Provided records:
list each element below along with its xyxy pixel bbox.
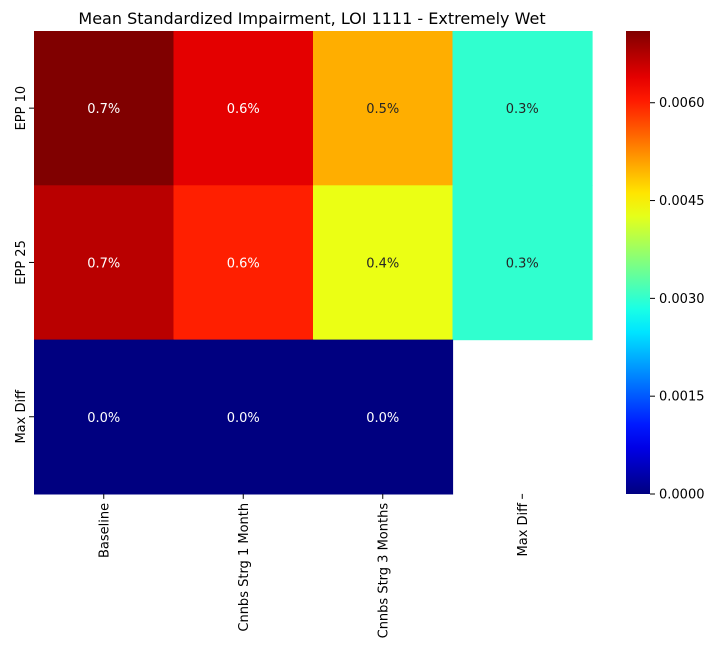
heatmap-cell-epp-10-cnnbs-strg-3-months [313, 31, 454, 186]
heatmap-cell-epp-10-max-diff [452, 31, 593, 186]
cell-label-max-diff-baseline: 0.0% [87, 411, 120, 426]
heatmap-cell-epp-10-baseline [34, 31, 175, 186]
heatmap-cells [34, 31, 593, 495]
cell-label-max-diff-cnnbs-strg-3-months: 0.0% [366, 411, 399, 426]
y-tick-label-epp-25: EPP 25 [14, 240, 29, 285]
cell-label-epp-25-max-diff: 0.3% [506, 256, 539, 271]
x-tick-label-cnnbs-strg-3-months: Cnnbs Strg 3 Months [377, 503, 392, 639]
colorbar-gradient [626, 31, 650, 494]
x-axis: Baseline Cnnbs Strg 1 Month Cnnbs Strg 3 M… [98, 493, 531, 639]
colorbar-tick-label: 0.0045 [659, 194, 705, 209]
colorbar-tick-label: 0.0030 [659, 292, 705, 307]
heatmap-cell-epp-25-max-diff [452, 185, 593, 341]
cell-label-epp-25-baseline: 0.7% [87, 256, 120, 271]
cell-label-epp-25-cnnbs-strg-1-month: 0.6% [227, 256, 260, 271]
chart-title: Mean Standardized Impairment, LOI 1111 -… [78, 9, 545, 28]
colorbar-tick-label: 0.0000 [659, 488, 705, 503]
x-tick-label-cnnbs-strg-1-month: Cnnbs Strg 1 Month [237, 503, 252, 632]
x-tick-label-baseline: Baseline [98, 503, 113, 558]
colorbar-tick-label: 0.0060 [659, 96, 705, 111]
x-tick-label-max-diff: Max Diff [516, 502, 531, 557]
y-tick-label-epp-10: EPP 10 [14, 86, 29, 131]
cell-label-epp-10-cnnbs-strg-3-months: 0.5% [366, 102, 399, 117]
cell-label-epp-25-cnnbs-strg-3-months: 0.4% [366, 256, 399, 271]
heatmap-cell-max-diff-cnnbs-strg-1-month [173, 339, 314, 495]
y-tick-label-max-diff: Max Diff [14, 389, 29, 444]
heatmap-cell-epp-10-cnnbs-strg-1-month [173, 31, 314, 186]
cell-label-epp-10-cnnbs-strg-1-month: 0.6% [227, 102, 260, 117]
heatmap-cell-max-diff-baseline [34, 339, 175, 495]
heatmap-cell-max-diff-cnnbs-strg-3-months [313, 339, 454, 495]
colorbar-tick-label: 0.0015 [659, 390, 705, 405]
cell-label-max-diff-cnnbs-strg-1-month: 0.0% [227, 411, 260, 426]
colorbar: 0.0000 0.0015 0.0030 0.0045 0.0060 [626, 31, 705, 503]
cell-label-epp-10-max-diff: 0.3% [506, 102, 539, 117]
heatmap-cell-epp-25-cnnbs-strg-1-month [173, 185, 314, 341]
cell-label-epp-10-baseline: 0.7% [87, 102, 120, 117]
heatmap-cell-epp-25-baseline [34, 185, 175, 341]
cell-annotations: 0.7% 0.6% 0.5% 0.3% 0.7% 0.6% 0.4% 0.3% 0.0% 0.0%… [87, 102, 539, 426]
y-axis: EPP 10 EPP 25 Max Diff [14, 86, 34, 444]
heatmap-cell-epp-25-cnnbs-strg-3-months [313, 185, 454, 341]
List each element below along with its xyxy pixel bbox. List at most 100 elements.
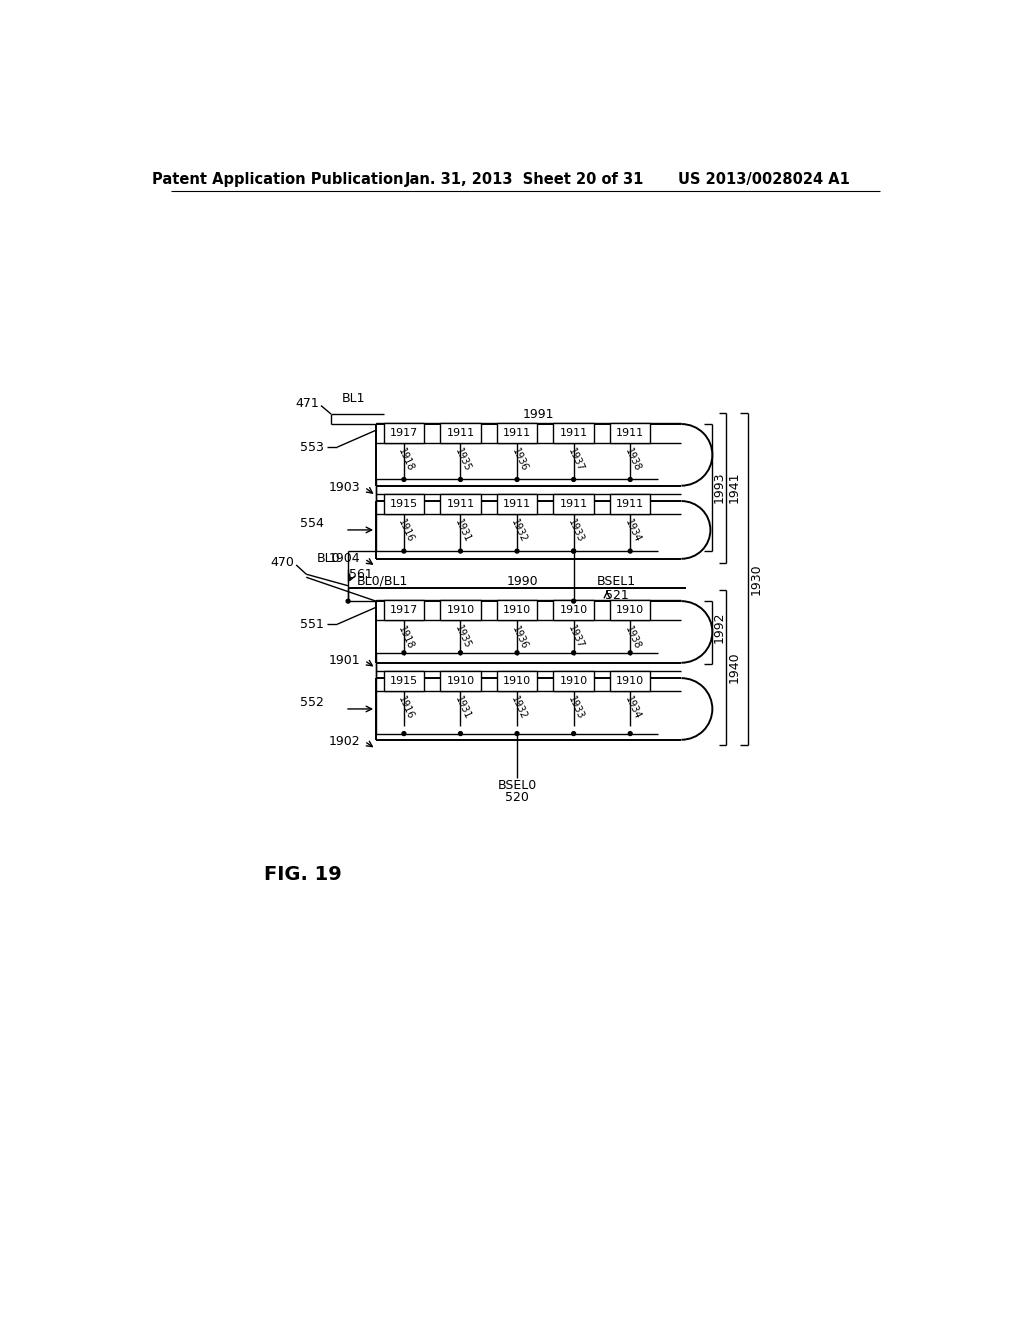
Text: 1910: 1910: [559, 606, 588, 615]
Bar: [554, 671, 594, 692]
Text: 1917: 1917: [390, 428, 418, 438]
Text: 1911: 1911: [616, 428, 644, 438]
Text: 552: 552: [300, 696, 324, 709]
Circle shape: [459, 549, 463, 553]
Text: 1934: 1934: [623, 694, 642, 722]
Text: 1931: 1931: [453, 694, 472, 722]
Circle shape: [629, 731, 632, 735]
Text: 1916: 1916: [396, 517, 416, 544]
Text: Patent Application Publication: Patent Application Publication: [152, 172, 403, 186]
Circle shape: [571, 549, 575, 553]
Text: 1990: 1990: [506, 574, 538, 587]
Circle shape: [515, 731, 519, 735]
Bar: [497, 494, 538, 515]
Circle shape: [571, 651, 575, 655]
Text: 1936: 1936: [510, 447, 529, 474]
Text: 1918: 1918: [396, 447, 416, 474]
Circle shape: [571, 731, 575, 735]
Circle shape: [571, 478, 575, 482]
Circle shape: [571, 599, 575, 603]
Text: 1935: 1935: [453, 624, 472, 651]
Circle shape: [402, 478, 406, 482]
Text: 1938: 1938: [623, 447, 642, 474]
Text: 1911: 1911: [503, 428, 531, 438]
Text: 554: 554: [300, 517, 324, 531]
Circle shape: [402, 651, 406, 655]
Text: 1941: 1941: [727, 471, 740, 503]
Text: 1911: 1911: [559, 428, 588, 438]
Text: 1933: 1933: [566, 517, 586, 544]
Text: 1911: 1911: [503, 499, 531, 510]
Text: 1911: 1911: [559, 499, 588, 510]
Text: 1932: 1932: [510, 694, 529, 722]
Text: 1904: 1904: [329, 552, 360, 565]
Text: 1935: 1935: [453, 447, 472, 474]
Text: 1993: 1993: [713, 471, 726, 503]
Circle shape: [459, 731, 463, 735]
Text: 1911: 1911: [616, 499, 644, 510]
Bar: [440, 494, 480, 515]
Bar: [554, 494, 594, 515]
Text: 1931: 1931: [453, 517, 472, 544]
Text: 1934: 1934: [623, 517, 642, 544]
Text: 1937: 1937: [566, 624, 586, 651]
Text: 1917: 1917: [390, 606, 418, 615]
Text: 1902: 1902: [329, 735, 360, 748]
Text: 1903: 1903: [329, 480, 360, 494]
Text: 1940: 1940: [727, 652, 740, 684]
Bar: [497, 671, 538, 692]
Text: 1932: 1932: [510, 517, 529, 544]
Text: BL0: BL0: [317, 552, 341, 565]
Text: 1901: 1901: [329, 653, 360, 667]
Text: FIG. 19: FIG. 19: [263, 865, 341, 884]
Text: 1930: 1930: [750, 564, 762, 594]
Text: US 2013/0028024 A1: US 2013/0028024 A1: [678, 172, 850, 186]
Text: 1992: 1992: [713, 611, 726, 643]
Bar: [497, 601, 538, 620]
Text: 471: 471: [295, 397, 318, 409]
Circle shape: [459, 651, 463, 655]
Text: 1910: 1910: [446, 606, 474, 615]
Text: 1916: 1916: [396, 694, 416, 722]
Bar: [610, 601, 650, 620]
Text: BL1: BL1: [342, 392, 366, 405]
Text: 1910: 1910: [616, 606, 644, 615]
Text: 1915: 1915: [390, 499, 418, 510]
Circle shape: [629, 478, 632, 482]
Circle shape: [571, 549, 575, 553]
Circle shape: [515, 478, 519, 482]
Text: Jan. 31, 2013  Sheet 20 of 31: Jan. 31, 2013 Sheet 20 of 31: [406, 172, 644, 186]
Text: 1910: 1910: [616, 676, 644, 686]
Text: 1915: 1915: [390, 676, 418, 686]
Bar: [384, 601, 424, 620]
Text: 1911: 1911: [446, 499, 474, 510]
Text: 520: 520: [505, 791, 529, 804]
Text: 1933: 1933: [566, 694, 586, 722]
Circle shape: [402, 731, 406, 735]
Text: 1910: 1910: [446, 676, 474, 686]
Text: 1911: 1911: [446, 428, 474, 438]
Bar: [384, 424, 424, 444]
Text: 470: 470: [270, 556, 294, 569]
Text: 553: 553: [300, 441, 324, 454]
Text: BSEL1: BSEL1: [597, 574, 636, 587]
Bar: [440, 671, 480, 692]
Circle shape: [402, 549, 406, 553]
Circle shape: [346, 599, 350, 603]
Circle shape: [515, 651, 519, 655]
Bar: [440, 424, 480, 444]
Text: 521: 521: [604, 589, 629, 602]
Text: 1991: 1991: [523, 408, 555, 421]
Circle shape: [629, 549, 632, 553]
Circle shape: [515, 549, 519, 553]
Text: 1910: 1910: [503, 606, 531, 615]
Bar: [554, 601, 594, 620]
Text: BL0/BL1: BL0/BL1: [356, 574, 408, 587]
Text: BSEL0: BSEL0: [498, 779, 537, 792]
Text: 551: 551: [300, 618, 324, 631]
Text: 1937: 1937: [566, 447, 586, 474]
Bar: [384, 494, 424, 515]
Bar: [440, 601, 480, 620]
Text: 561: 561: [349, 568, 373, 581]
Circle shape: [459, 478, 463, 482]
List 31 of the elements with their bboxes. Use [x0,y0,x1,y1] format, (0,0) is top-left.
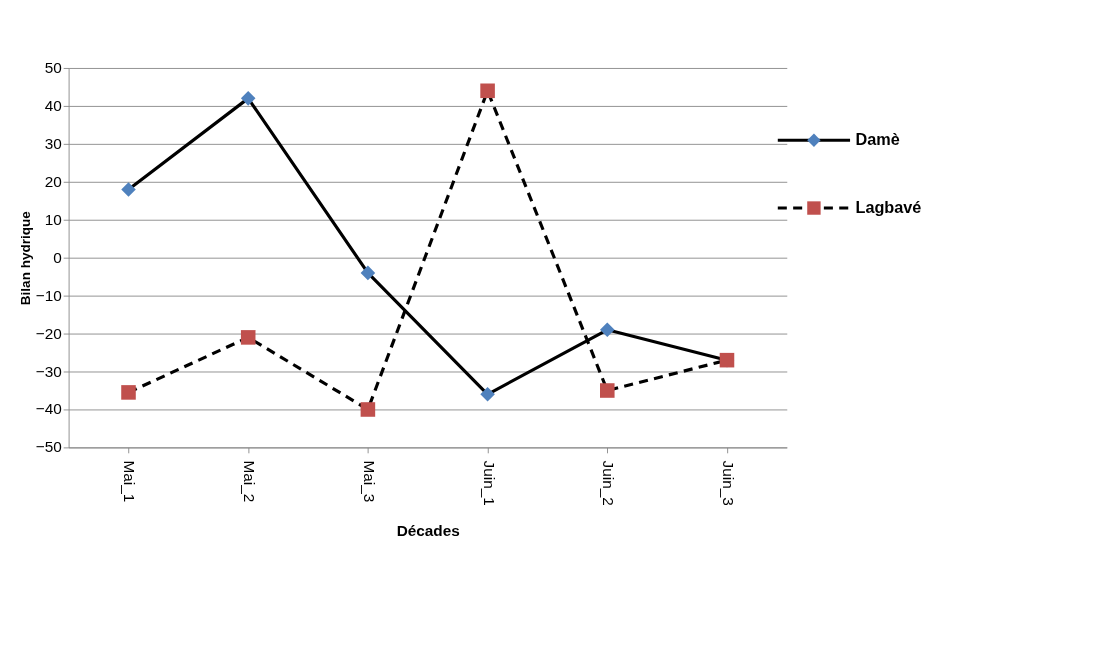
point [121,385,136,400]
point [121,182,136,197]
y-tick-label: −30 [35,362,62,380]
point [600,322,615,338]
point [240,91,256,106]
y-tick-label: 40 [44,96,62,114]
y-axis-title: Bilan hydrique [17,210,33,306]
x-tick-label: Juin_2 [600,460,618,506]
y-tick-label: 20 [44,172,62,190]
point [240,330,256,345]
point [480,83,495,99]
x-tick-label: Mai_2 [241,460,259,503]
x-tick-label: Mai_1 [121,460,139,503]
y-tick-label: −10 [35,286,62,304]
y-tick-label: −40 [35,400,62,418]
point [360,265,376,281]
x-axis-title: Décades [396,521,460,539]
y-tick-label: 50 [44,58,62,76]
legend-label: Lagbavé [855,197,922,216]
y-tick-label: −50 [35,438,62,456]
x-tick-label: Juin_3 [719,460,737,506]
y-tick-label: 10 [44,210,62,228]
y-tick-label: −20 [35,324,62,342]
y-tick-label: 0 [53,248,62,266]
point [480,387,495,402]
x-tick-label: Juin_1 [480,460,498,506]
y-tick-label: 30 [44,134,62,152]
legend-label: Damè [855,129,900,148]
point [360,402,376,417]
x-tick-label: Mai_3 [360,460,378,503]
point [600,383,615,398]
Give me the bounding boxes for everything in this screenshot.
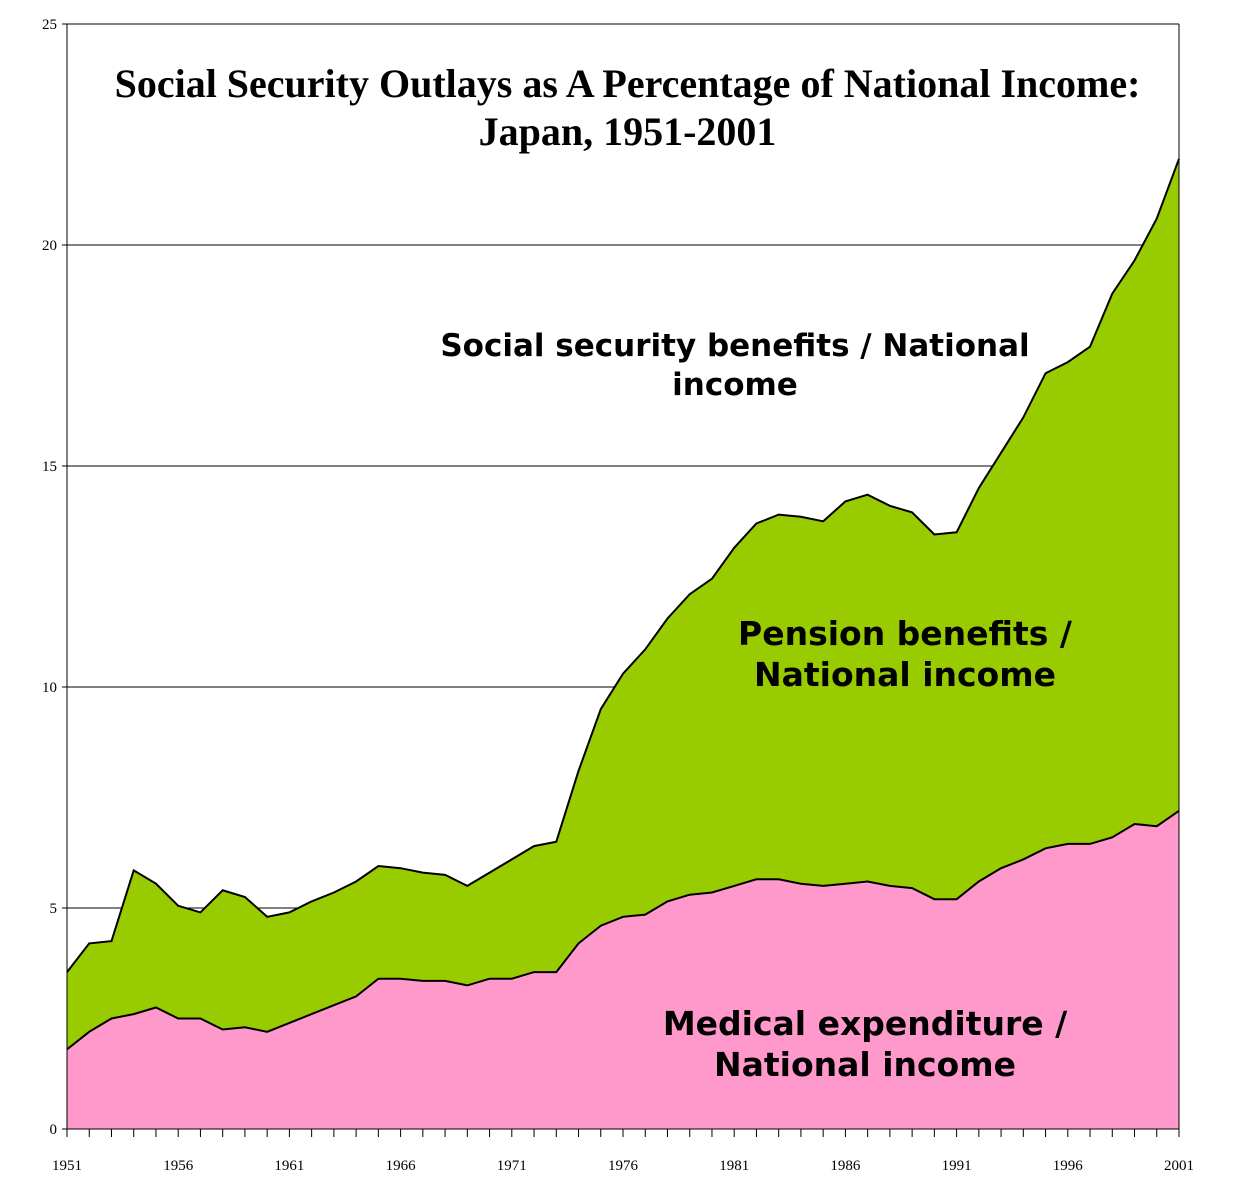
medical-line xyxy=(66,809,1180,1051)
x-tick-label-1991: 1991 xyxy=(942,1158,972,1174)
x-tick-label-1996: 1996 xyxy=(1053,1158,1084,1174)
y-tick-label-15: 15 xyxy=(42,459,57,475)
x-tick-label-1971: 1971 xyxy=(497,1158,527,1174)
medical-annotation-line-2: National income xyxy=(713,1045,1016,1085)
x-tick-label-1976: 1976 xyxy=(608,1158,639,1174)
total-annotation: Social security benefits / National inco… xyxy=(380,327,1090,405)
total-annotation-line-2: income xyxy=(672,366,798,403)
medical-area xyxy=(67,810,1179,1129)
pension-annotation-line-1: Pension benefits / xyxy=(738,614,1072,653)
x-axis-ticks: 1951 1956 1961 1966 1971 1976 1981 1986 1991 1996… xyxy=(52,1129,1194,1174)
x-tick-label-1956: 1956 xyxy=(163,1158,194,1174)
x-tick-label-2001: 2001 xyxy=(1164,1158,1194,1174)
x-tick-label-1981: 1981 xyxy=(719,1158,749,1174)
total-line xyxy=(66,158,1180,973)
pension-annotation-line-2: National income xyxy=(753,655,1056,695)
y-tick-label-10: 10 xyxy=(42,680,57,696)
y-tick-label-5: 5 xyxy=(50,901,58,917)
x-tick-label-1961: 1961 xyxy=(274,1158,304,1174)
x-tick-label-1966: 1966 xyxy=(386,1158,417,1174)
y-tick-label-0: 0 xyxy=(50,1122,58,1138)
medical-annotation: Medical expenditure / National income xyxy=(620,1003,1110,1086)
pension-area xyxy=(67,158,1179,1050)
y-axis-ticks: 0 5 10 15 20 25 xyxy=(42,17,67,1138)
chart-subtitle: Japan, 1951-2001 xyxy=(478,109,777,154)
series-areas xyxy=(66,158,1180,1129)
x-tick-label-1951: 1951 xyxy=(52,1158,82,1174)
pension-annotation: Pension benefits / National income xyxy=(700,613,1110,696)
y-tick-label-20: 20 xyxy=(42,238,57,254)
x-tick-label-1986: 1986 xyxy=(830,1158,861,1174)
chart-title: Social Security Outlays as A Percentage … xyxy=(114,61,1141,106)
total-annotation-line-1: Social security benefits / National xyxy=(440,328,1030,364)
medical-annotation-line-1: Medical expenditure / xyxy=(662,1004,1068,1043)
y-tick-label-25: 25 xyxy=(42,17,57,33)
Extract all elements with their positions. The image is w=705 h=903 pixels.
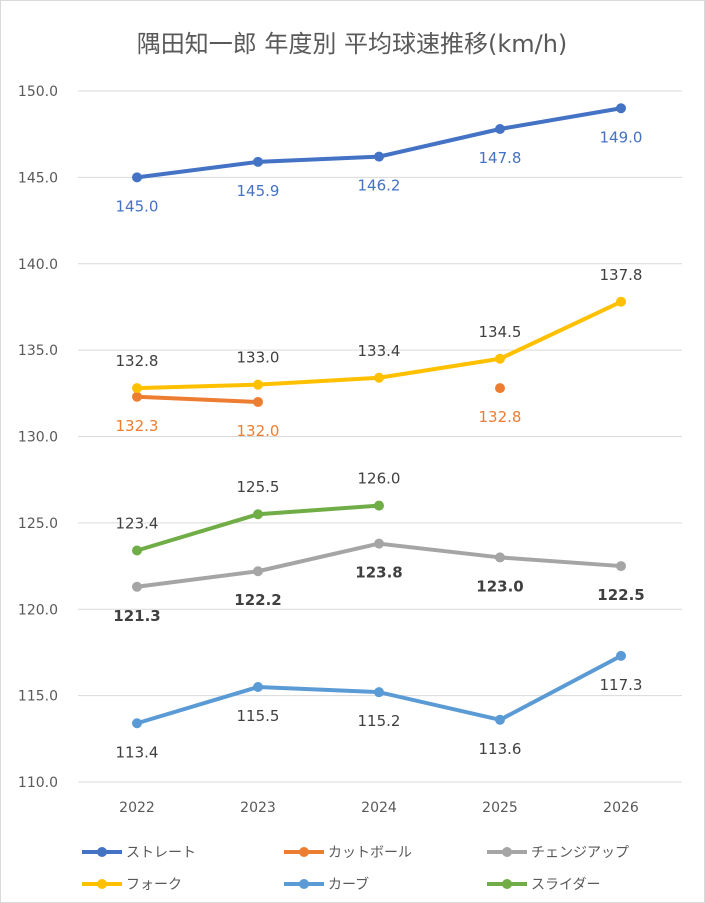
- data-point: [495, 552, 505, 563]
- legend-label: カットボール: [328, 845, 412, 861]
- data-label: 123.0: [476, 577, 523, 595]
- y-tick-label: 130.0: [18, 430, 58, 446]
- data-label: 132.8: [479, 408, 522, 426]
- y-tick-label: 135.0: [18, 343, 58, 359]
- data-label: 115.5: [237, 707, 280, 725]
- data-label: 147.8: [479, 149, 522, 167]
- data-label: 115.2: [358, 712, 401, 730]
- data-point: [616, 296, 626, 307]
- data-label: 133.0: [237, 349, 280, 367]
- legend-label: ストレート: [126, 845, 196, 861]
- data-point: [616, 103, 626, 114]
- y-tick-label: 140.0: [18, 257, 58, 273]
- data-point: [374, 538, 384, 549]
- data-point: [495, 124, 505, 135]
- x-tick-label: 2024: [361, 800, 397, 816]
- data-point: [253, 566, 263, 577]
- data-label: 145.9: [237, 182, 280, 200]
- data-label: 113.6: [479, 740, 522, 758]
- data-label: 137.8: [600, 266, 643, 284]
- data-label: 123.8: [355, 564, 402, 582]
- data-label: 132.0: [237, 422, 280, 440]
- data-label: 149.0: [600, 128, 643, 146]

Short problem: Copy out word for word the rows from the one containing "- data-point: [495, 552, 505, 563]" through the one containing "- data-label: 115.5: [237, 707, 280, 725]".

Finished task:
- data-point: [495, 552, 505, 563]
- legend-label: カットボール: [328, 845, 412, 861]
- data-label: 123.0: [476, 577, 523, 595]
- y-tick-label: 130.0: [18, 430, 58, 446]
- data-label: 132.8: [479, 408, 522, 426]
- y-tick-label: 135.0: [18, 343, 58, 359]
- data-label: 115.5: [237, 707, 280, 725]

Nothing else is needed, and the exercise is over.